**AIM:**
Transcribe the records below exactly, leaving out any pictures.

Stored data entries
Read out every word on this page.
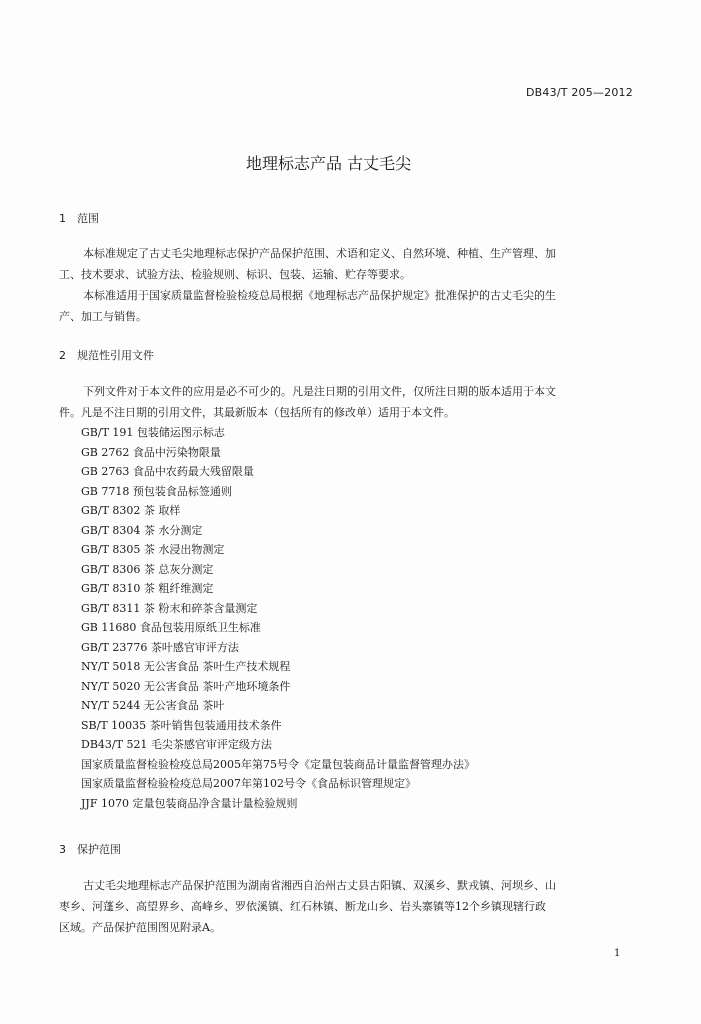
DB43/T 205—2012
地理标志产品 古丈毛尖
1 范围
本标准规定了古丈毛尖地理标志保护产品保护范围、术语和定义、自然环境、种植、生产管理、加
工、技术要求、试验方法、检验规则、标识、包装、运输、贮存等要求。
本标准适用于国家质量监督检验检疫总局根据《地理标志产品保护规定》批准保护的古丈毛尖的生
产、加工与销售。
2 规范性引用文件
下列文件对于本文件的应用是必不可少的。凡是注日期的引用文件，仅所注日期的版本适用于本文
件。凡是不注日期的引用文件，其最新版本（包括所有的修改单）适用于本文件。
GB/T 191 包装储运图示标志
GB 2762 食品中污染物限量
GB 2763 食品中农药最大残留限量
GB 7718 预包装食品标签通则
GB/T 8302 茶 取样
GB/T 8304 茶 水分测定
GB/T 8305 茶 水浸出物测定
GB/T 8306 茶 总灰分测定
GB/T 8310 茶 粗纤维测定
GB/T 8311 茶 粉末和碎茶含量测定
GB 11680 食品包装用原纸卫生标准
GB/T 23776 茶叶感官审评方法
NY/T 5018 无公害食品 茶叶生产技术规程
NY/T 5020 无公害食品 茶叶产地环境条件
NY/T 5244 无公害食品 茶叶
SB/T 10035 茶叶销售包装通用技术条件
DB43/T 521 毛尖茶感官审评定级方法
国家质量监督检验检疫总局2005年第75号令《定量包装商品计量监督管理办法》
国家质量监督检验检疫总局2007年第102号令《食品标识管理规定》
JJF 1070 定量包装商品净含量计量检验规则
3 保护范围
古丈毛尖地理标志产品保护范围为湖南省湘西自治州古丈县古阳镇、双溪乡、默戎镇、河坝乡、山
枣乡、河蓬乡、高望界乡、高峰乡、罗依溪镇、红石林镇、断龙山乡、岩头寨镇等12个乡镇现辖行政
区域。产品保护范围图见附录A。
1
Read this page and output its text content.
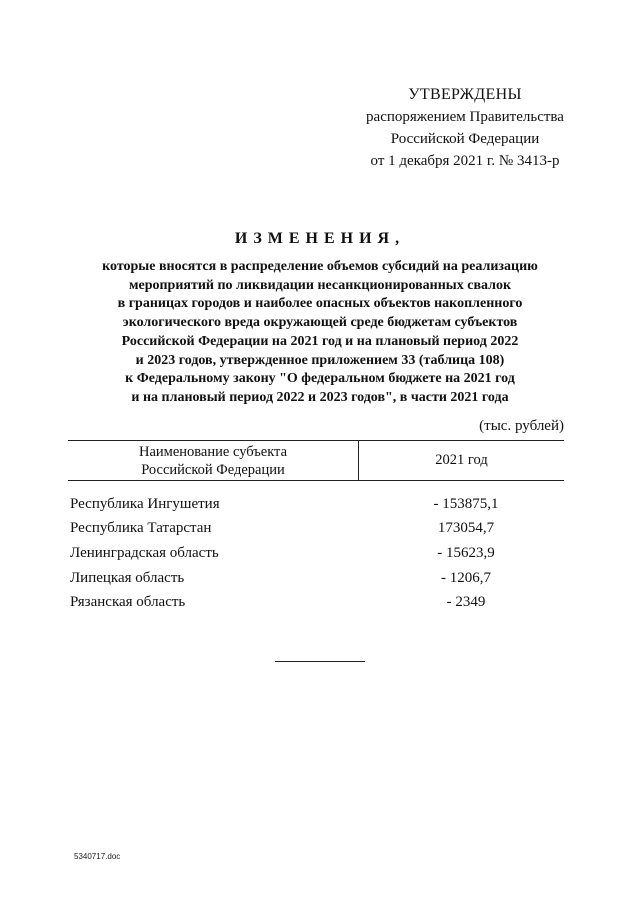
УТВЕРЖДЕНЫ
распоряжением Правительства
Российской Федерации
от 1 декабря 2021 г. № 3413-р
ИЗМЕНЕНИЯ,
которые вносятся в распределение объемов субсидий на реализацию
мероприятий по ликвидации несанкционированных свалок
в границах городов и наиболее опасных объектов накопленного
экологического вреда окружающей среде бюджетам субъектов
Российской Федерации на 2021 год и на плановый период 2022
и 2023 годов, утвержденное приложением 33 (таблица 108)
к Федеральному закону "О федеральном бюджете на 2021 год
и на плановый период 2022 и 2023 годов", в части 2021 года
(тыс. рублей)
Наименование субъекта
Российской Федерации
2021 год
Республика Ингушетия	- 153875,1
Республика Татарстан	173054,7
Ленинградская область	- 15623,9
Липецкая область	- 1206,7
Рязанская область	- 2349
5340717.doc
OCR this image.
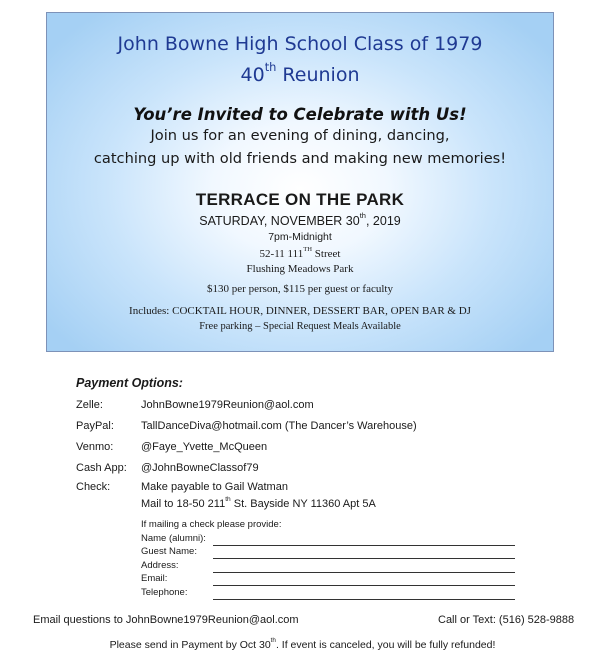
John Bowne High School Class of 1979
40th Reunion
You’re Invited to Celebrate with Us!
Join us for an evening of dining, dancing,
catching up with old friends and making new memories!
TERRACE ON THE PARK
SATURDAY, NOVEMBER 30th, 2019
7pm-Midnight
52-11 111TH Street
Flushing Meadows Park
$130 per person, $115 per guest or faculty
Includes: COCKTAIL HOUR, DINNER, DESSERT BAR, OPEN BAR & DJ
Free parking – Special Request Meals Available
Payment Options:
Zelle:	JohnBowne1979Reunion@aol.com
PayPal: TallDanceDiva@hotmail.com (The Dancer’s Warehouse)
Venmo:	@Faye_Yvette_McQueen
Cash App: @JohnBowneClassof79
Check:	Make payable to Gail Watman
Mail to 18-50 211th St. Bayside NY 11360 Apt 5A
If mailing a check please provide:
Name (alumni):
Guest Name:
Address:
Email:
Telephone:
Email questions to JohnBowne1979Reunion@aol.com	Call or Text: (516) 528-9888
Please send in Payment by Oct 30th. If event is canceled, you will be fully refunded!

**RESULT OF THE TASK:**
Read out every word on this page.
DB43/T 205—2012
地理标志产品 古丈毛尖
1 范围
本标准规定了古丈毛尖地理标志保护产品保护范围、术语和定义、自然环境、种植、生产管理、加
工、技术要求、试验方法、检验规则、标识、包装、运输、贮存等要求。
本标准适用于国家质量监督检验检疫总局根据《地理标志产品保护规定》批准保护的古丈毛尖的生
产、加工与销售。
2 规范性引用文件
下列文件对于本文件的应用是必不可少的。凡是注日期的引用文件，仅所注日期的版本适用于本文
件。凡是不注日期的引用文件，其最新版本（包括所有的修改单）适用于本文件。
GB/T 191 包装储运图示标志
GB 2762 食品中污染物限量
GB 2763 食品中农药最大残留限量
GB 7718 预包装食品标签通则
GB/T 8302 茶 取样
GB/T 8304 茶 水分测定
GB/T 8305 茶 水浸出物测定
GB/T 8306 茶 总灰分测定
GB/T 8310 茶 粗纤维测定
GB/T 8311 茶 粉末和碎茶含量测定
GB 11680 食品包装用原纸卫生标准
GB/T 23776 茶叶感官审评方法
NY/T 5018 无公害食品 茶叶生产技术规程
NY/T 5020 无公害食品 茶叶产地环境条件
NY/T 5244 无公害食品 茶叶
SB/T 10035 茶叶销售包装通用技术条件
DB43/T 521 毛尖茶感官审评定级方法
国家质量监督检验检疫总局2005年第75号令《定量包装商品计量监督管理办法》
国家质量监督检验检疫总局2007年第102号令《食品标识管理规定》
JJF 1070 定量包装商品净含量计量检验规则
3 保护范围
古丈毛尖地理标志产品保护范围为湖南省湘西自治州古丈县古阳镇、双溪乡、默戎镇、河坝乡、山
枣乡、河蓬乡、高望界乡、高峰乡、罗依溪镇、红石林镇、断龙山乡、岩头寨镇等12个乡镇现辖行政
区域。产品保护范围图见附录A。
1
Read this page and output its text content.
УТВЕРЖДЕНЫ
распоряжением Правительства
Российской Федерации
от 1 декабря 2021 г. № 3413-р
ИЗМЕНЕНИЯ,
которые вносятся в распределение объемов субсидий на реализацию
мероприятий по ликвидации несанкционированных свалок
в границах городов и наиболее опасных объектов накопленного
экологического вреда окружающей среде бюджетам субъектов
Российской Федерации на 2021 год и на плановый период 2022
и 2023 годов, утвержденное приложением 33 (таблица 108)
к Федеральному закону "О федеральном бюджете на 2021 год
и на плановый период 2022 и 2023 годов", в части 2021 года
(тыс. рублей)
Наименование субъекта
Российской Федерации
2021 год
Республика Ингушетия	- 153875,1
Республика Татарстан	173054,7
Ленинградская область	- 15623,9
Липецкая область	- 1206,7
Рязанская область	- 2349
5340717.doc
OCR this image.
John Bowne High School Class of 1979
40th Reunion
You’re Invited to Celebrate with Us!
Join us for an evening of dining, dancing,
catching up with old friends and making new memories!
TERRACE ON THE PARK
SATURDAY, NOVEMBER 30th, 2019
7pm-Midnight
52-11 111TH Street
Flushing Meadows Park
$130 per person, $115 per guest or faculty
Includes: COCKTAIL HOUR, DINNER, DESSERT BAR, OPEN BAR & DJ
Free parking – Special Request Meals Available
Payment Options:
Zelle:	JohnBowne1979Reunion@aol.com
PayPal: TallDanceDiva@hotmail.com (The Dancer’s Warehouse)
Venmo:	@Faye_Yvette_McQueen
Cash App: @JohnBowneClassof79
Check:	Make payable to Gail Watman
Mail to 18-50 211th St. Bayside NY 11360 Apt 5A
If mailing a check please provide:
Name (alumni):
Guest Name:
Address:
Email:
Telephone:
Email questions to JohnBowne1979Reunion@aol.com	Call or Text: (516) 528-9888
Please send in Payment by Oct 30th. If event is canceled, you will be fully refunded!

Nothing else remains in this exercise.